━━━━━ Records to process

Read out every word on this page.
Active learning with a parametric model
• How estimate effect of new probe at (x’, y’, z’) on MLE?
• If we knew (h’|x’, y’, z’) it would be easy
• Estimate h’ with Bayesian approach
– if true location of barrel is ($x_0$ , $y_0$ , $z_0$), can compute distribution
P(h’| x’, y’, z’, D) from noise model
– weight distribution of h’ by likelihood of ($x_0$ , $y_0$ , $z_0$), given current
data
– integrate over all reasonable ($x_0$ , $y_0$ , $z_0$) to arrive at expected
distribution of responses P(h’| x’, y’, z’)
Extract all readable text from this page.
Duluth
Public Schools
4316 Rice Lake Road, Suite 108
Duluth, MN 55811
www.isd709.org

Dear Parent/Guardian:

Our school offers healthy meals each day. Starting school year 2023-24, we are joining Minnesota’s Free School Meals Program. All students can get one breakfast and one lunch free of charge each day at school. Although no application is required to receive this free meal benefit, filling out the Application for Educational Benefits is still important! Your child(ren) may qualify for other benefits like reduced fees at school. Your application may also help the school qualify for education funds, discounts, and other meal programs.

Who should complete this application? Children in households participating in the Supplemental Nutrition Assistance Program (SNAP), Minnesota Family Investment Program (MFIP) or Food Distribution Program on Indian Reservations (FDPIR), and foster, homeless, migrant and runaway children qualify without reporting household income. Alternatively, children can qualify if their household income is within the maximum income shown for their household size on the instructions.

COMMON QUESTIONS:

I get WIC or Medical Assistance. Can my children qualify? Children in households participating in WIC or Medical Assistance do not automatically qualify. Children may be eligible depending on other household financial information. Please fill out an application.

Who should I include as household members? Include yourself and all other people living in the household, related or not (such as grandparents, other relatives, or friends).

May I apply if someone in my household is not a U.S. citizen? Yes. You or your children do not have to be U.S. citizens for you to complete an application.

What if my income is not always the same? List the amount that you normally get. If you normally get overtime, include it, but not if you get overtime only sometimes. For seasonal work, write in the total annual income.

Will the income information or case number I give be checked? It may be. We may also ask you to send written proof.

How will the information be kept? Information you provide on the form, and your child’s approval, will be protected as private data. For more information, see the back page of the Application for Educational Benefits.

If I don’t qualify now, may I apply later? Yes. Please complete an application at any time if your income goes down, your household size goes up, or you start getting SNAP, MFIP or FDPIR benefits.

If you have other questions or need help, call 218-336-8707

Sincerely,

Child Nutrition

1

━━━━━━━━━━
━━━━━ Records to process

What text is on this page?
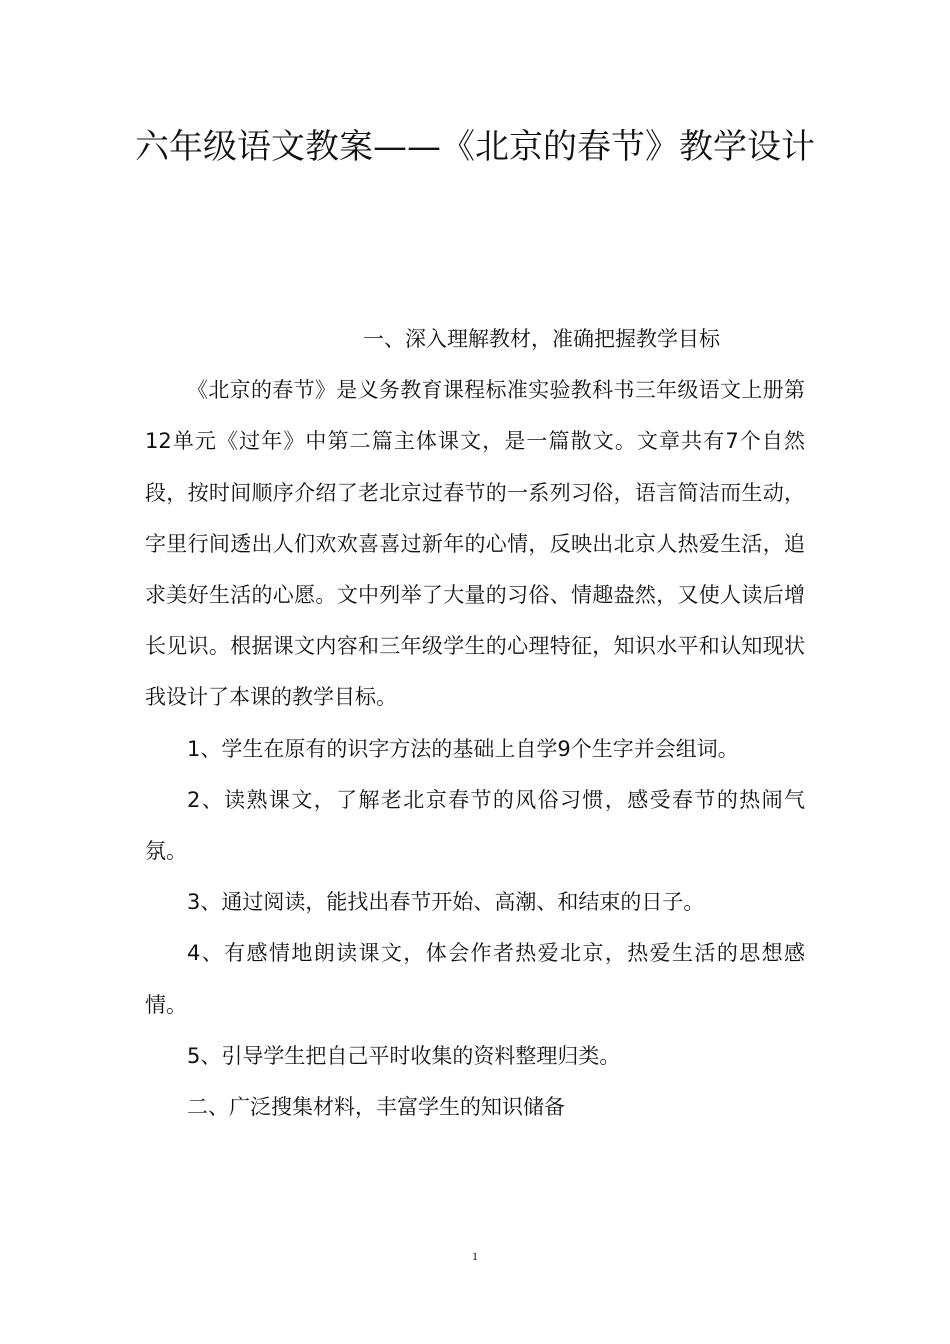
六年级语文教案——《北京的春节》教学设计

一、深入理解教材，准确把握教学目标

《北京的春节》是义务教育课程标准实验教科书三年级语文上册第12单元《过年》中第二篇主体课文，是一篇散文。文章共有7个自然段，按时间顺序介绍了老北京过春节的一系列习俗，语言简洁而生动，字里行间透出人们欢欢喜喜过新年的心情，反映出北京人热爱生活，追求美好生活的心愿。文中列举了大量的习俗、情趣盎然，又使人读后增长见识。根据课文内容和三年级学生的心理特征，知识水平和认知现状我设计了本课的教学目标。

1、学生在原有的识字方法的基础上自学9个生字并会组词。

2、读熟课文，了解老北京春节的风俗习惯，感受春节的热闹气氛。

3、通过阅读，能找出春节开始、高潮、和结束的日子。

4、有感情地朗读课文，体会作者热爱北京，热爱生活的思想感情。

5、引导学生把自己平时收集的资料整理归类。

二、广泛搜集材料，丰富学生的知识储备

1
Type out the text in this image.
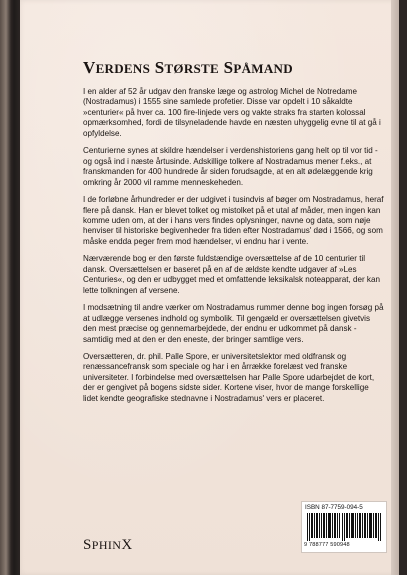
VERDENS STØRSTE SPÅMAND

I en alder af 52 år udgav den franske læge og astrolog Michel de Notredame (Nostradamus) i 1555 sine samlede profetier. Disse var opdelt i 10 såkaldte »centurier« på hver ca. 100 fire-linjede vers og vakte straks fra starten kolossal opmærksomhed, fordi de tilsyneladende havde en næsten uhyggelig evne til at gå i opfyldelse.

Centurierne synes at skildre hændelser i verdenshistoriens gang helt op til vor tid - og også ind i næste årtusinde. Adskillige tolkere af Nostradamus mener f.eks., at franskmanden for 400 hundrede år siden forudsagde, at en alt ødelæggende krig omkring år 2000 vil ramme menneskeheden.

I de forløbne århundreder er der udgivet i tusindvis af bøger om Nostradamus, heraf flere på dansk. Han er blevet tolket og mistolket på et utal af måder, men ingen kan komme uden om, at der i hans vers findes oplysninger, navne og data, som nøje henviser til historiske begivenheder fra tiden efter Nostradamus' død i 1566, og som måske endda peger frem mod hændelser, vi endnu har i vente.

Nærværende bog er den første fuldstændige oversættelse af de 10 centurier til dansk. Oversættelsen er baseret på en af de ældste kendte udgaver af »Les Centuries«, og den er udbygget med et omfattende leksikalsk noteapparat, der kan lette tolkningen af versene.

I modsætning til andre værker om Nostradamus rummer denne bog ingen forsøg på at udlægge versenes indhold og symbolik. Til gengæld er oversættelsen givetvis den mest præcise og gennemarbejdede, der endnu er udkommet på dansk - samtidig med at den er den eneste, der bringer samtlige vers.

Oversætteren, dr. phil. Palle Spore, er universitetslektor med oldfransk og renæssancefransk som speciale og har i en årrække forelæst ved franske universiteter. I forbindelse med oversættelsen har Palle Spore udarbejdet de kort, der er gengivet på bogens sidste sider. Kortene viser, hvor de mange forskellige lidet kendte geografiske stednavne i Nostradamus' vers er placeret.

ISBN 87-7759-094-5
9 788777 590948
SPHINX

━━━━━━━━━━
━━━━━ Records to process

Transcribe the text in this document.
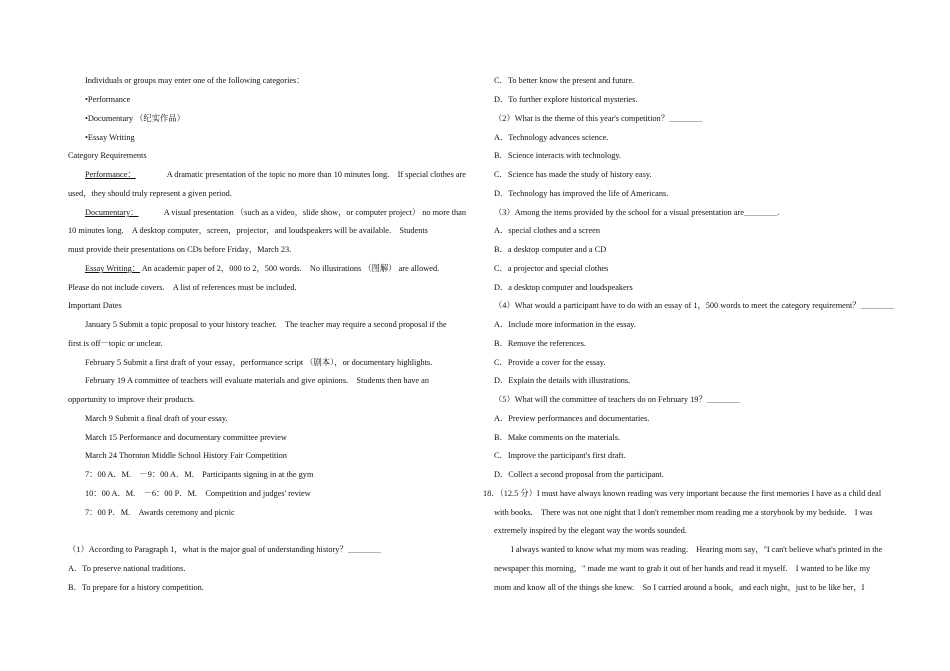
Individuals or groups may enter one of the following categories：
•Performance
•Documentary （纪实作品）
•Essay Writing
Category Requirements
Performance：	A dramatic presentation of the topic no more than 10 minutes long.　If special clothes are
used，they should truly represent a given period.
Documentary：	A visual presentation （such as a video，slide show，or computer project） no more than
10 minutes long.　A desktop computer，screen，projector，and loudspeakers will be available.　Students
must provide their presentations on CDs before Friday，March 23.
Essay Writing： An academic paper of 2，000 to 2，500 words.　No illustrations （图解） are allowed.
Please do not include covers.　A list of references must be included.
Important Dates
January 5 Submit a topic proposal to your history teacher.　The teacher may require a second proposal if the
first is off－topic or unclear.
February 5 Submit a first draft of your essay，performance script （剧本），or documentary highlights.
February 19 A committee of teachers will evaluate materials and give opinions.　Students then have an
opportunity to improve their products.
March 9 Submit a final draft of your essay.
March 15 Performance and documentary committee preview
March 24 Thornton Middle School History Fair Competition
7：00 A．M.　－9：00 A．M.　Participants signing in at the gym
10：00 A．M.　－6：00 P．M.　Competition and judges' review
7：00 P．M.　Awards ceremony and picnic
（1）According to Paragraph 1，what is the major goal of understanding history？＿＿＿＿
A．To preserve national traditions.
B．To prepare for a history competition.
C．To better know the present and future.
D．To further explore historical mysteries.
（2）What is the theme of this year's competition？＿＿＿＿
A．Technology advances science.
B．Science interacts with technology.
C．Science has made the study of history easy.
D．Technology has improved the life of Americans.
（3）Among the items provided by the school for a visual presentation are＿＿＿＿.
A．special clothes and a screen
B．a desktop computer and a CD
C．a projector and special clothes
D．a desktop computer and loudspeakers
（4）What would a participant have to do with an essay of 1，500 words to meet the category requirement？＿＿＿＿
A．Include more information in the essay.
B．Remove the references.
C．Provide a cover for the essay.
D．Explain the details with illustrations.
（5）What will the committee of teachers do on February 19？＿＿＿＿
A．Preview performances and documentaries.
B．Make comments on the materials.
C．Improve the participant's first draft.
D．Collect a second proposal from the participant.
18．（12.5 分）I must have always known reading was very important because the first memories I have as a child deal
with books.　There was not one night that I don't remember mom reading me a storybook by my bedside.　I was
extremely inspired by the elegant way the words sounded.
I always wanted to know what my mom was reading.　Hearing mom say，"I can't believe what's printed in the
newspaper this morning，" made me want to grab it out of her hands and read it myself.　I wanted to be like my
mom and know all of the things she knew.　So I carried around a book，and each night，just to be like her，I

━━━━━━━━━━

▶ **Task objective**:
Scan the entries above for the word "always" and collect each line holding it.

▶ **Task answer**:
What if my income is not always the same? List the amount that you normally get. If you normally get overtime, include it, but not if you get overtime only sometimes. For seasonal work, write in the total annual income.
18．（12.5 分）I must have always known reading was very important because the first memories I have as a child deal
I always wanted to know what my mom was reading.　Hearing mom say，"I can't believe what's printed in the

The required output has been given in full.